• _Task inputs_
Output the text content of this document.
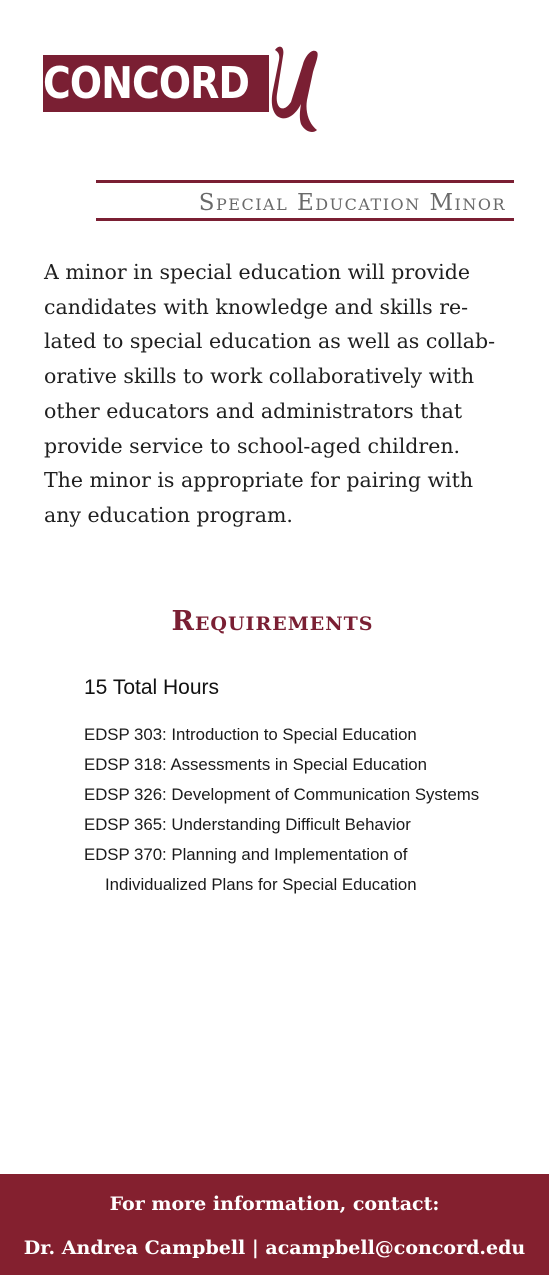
CONCORD
Special Education Minor

A minor in special education will provide
candidates with knowledge and skills re-
lated to special education as well as collab-
orative skills to work collaboratively with
other educators and administrators that
provide service to school-aged children.
The minor is appropriate for pairing with
any education program.

Requirements
15 Total Hours
EDSP 303: Introduction to Special Education
EDSP 318: Assessments in Special Education
EDSP 326: Development of Communication Systems
EDSP 365: Understanding Difficult Behavior
EDSP 370: Planning and Implementation of Individualized Plans for Special Education
For more information, contact:
Dr. Andrea Campbell | acampbell@concord.edu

• _Problem_
Copy the listing in full and without alteration, omitting every picture.

• _Reply_
Output the text content of this document.
CONCORD
Special Education Minor

A minor in special education will provide
candidates with knowledge and skills re-
lated to special education as well as collab-
orative skills to work collaboratively with
other educators and administrators that
provide service to school-aged children.
The minor is appropriate for pairing with
any education program.

Requirements
15 Total Hours
EDSP 303: Introduction to Special Education
EDSP 318: Assessments in Special Education
EDSP 326: Development of Communication Systems
EDSP 365: Understanding Difficult Behavior
EDSP 370: Planning and Implementation of Individualized Plans for Special Education
For more information, contact:
Dr. Andrea Campbell | acampbell@concord.edu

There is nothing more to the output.